=== RECORDS FOR THE EXERCISE ===
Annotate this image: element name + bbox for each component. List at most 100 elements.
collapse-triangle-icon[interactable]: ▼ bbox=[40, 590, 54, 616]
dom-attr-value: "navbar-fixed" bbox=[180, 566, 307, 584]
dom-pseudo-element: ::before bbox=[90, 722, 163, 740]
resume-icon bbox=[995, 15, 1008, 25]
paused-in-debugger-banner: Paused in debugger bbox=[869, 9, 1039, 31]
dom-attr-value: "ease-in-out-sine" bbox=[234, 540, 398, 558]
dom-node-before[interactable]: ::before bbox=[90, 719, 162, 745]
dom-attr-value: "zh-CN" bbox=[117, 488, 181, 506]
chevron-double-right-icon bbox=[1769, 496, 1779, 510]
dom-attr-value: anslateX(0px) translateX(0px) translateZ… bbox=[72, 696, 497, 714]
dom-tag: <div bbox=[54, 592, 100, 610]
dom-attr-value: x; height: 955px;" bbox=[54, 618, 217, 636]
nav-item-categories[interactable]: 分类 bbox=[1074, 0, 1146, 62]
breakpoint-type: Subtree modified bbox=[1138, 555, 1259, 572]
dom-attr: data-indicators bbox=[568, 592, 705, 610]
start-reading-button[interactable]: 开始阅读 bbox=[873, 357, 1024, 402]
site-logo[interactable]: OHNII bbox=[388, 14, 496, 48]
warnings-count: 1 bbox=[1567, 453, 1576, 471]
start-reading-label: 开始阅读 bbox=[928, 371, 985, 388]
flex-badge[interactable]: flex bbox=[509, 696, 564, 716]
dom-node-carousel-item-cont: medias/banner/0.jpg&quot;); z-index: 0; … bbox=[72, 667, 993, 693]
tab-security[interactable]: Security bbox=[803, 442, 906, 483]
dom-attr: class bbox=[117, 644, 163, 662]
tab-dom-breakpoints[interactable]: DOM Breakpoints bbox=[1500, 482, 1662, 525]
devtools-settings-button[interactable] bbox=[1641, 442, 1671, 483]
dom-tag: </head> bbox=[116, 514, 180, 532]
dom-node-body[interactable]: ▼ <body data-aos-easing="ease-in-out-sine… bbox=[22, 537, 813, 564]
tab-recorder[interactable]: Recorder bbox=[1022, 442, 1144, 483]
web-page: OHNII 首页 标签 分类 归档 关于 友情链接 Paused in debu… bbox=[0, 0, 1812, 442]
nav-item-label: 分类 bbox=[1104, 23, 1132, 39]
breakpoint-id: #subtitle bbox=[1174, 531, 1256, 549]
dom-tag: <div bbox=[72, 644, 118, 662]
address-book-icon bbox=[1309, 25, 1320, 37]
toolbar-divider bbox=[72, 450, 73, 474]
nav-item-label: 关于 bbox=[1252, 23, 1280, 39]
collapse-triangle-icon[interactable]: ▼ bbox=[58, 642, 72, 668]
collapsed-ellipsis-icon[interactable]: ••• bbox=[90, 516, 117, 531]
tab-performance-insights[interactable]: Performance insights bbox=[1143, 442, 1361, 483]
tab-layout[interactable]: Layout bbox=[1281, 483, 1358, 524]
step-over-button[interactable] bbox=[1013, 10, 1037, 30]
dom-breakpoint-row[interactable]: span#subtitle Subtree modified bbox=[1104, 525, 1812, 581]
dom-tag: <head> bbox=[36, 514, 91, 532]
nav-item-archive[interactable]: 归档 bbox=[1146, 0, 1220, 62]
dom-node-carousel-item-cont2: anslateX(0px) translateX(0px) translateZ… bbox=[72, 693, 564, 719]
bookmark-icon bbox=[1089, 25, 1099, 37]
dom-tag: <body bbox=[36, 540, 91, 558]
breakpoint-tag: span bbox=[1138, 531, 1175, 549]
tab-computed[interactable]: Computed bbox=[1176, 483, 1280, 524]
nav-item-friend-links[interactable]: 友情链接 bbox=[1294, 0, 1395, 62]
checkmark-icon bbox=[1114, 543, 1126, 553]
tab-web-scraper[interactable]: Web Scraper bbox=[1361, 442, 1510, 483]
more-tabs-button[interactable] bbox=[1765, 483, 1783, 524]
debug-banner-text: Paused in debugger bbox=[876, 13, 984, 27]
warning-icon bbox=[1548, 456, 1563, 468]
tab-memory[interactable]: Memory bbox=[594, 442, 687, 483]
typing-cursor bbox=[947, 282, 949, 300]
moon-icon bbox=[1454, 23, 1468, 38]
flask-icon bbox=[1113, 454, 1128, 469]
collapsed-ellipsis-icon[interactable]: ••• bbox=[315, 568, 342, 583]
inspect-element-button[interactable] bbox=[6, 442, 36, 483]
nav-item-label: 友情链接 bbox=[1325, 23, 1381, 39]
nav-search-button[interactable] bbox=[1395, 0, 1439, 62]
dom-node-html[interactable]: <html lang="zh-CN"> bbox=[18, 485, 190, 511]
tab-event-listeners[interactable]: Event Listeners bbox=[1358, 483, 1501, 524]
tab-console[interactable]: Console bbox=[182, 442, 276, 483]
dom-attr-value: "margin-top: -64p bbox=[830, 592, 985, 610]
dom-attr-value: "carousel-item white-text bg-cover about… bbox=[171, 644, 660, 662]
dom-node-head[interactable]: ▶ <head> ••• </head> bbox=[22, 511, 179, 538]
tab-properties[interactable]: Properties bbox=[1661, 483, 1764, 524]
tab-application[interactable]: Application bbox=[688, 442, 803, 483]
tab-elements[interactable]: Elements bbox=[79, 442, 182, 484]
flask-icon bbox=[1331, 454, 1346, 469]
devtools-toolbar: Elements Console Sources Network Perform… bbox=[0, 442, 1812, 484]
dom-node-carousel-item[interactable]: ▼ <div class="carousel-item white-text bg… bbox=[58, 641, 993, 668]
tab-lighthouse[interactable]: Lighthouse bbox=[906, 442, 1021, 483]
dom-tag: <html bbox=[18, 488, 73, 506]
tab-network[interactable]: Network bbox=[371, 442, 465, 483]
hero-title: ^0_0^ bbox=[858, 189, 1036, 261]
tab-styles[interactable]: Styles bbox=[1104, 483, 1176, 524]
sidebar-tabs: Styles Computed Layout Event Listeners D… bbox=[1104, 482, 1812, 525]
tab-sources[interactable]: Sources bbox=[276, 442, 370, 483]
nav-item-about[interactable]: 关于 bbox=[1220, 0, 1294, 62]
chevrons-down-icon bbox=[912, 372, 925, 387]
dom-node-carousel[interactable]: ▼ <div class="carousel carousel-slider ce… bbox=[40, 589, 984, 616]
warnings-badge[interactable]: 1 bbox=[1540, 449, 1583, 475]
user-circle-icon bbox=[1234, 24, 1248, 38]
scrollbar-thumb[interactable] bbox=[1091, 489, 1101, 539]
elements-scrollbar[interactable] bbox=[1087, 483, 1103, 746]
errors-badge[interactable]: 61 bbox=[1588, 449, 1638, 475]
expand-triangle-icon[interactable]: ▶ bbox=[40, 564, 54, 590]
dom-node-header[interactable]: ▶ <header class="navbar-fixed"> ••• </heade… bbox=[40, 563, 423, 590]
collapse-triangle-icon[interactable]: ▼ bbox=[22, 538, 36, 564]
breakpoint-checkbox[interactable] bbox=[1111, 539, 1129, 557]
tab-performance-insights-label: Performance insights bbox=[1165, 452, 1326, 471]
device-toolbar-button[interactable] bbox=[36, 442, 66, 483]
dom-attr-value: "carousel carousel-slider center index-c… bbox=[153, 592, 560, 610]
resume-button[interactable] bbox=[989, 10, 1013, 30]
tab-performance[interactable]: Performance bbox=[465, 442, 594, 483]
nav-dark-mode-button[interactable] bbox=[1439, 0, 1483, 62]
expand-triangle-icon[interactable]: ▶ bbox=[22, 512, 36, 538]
===
→ **EXERCISE PROMPT**
Change every instance of "collapse-triangle-icon" in the rows above to "caret-down-icon" and give the rows again with nothing else altered.

→ **PROBLEM SOLUTION**
Annotate this image: element name + bbox for each component. List at most 100 elements.
caret-down-icon[interactable]: ▼ bbox=[40, 590, 54, 616]
dom-attr-value: "navbar-fixed" bbox=[180, 566, 307, 584]
dom-pseudo-element: ::before bbox=[90, 722, 163, 740]
resume-icon bbox=[995, 15, 1008, 25]
paused-in-debugger-banner: Paused in debugger bbox=[869, 9, 1039, 31]
dom-attr-value: "ease-in-out-sine" bbox=[234, 540, 398, 558]
dom-node-before[interactable]: ::before bbox=[90, 719, 162, 745]
dom-attr-value: "zh-CN" bbox=[117, 488, 181, 506]
chevron-double-right-icon bbox=[1769, 496, 1779, 510]
dom-attr-value: anslateX(0px) translateX(0px) translateZ… bbox=[72, 696, 497, 714]
dom-tag: <div bbox=[54, 592, 100, 610]
dom-attr-value: x; height: 955px;" bbox=[54, 618, 217, 636]
nav-item-categories[interactable]: 分类 bbox=[1074, 0, 1146, 62]
breakpoint-type: Subtree modified bbox=[1138, 555, 1259, 572]
dom-attr: data-indicators bbox=[568, 592, 705, 610]
start-reading-button[interactable]: 开始阅读 bbox=[873, 357, 1024, 402]
site-logo[interactable]: OHNII bbox=[388, 14, 496, 48]
warnings-count: 1 bbox=[1567, 453, 1576, 471]
start-reading-label: 开始阅读 bbox=[928, 371, 985, 388]
flex-badge[interactable]: flex bbox=[509, 696, 564, 716]
dom-node-carousel-item-cont: medias/banner/0.jpg&quot;); z-index: 0; … bbox=[72, 667, 993, 693]
tab-security[interactable]: Security bbox=[803, 442, 906, 483]
dom-attr: class bbox=[117, 644, 163, 662]
tab-dom-breakpoints[interactable]: DOM Breakpoints bbox=[1500, 482, 1662, 525]
devtools-settings-button[interactable] bbox=[1641, 442, 1671, 483]
dom-tag: </head> bbox=[116, 514, 180, 532]
dom-node-body[interactable]: ▼ <body data-aos-easing="ease-in-out-sine… bbox=[22, 537, 813, 564]
tab-recorder[interactable]: Recorder bbox=[1022, 442, 1144, 483]
web-page: OHNII 首页 标签 分类 归档 关于 友情链接 Paused in debu… bbox=[0, 0, 1812, 442]
nav-item-label: 分类 bbox=[1104, 23, 1132, 39]
breakpoint-id: #subtitle bbox=[1174, 531, 1256, 549]
dom-tag: <div bbox=[72, 644, 118, 662]
address-book-icon bbox=[1309, 25, 1320, 37]
toolbar-divider bbox=[72, 450, 73, 474]
nav-item-label: 关于 bbox=[1252, 23, 1280, 39]
caret-down-icon[interactable]: ▼ bbox=[58, 642, 72, 668]
collapsed-ellipsis-icon[interactable]: ••• bbox=[90, 516, 117, 531]
tab-performance-insights[interactable]: Performance insights bbox=[1143, 442, 1361, 483]
tab-layout[interactable]: Layout bbox=[1281, 483, 1358, 524]
step-over-button[interactable] bbox=[1013, 10, 1037, 30]
dom-breakpoint-row[interactable]: span#subtitle Subtree modified bbox=[1104, 525, 1812, 581]
dom-tag: <head> bbox=[36, 514, 91, 532]
nav-item-archive[interactable]: 归档 bbox=[1146, 0, 1220, 62]
dom-node-carousel-item-cont2: anslateX(0px) translateX(0px) translateZ… bbox=[72, 693, 564, 719]
bookmark-icon bbox=[1089, 25, 1099, 37]
dom-tag: <body bbox=[36, 540, 91, 558]
breakpoint-tag: span bbox=[1138, 531, 1175, 549]
tab-computed[interactable]: Computed bbox=[1176, 483, 1280, 524]
nav-item-friend-links[interactable]: 友情链接 bbox=[1294, 0, 1395, 62]
checkmark-icon bbox=[1114, 543, 1126, 553]
tab-web-scraper[interactable]: Web Scraper bbox=[1361, 442, 1510, 483]
more-tabs-button[interactable] bbox=[1765, 483, 1783, 524]
debug-banner-text: Paused in debugger bbox=[876, 13, 984, 27]
warning-icon bbox=[1548, 456, 1563, 468]
tab-memory[interactable]: Memory bbox=[594, 442, 687, 483]
typing-cursor bbox=[947, 282, 949, 300]
moon-icon bbox=[1454, 23, 1468, 38]
flask-icon bbox=[1113, 454, 1128, 469]
collapsed-ellipsis-icon[interactable]: ••• bbox=[315, 568, 342, 583]
inspect-element-button[interactable] bbox=[6, 442, 36, 483]
nav-item-label: 友情链接 bbox=[1325, 23, 1381, 39]
nav-search-button[interactable] bbox=[1395, 0, 1439, 62]
dom-node-html[interactable]: <html lang="zh-CN"> bbox=[18, 485, 190, 511]
tab-event-listeners[interactable]: Event Listeners bbox=[1358, 483, 1501, 524]
tab-console[interactable]: Console bbox=[182, 442, 276, 483]
dom-attr-value: "margin-top: -64p bbox=[830, 592, 985, 610]
dom-attr-value: "carousel-item white-text bg-cover about… bbox=[171, 644, 660, 662]
dom-node-head[interactable]: ▶ <head> ••• </head> bbox=[22, 511, 179, 538]
tab-properties[interactable]: Properties bbox=[1661, 483, 1764, 524]
tab-application[interactable]: Application bbox=[688, 442, 803, 483]
tab-elements[interactable]: Elements bbox=[79, 442, 182, 484]
flask-icon bbox=[1331, 454, 1346, 469]
devtools-toolbar: Elements Console Sources Network Perform… bbox=[0, 442, 1812, 484]
dom-node-carousel-item[interactable]: ▼ <div class="carousel-item white-text bg… bbox=[58, 641, 993, 668]
tab-lighthouse[interactable]: Lighthouse bbox=[906, 442, 1021, 483]
dom-tag: <html bbox=[18, 488, 73, 506]
tab-network[interactable]: Network bbox=[371, 442, 465, 483]
hero-title: ^0_0^ bbox=[858, 189, 1036, 261]
tab-styles[interactable]: Styles bbox=[1104, 483, 1176, 524]
sidebar-tabs: Styles Computed Layout Event Listeners D… bbox=[1104, 482, 1812, 525]
tab-sources[interactable]: Sources bbox=[276, 442, 370, 483]
nav-item-about[interactable]: 关于 bbox=[1220, 0, 1294, 62]
chevrons-down-icon bbox=[912, 372, 925, 387]
dom-node-carousel[interactable]: ▼ <div class="carousel carousel-slider ce… bbox=[40, 589, 984, 616]
warnings-badge[interactable]: 1 bbox=[1540, 449, 1583, 475]
user-circle-icon bbox=[1234, 24, 1248, 38]
scrollbar-thumb[interactable] bbox=[1091, 489, 1101, 539]
elements-scrollbar[interactable] bbox=[1087, 483, 1103, 746]
errors-badge[interactable]: 61 bbox=[1588, 449, 1638, 475]
expand-triangle-icon[interactable]: ▶ bbox=[40, 564, 54, 590]
dom-node-header[interactable]: ▶ <header class="navbar-fixed"> ••• </heade… bbox=[40, 563, 423, 590]
caret-down-icon[interactable]: ▼ bbox=[22, 538, 36, 564]
breakpoint-checkbox[interactable] bbox=[1111, 539, 1129, 557]
tab-performance-insights-label: Performance insights bbox=[1165, 452, 1326, 471]
device-toolbar-button[interactable] bbox=[36, 442, 66, 483]
dom-attr-value: "carousel carousel-slider center index-c… bbox=[153, 592, 560, 610]
resume-button[interactable] bbox=[989, 10, 1013, 30]
tab-performance[interactable]: Performance bbox=[465, 442, 594, 483]
nav-dark-mode-button[interactable] bbox=[1439, 0, 1483, 62]
expand-triangle-icon[interactable]: ▶ bbox=[22, 512, 36, 538]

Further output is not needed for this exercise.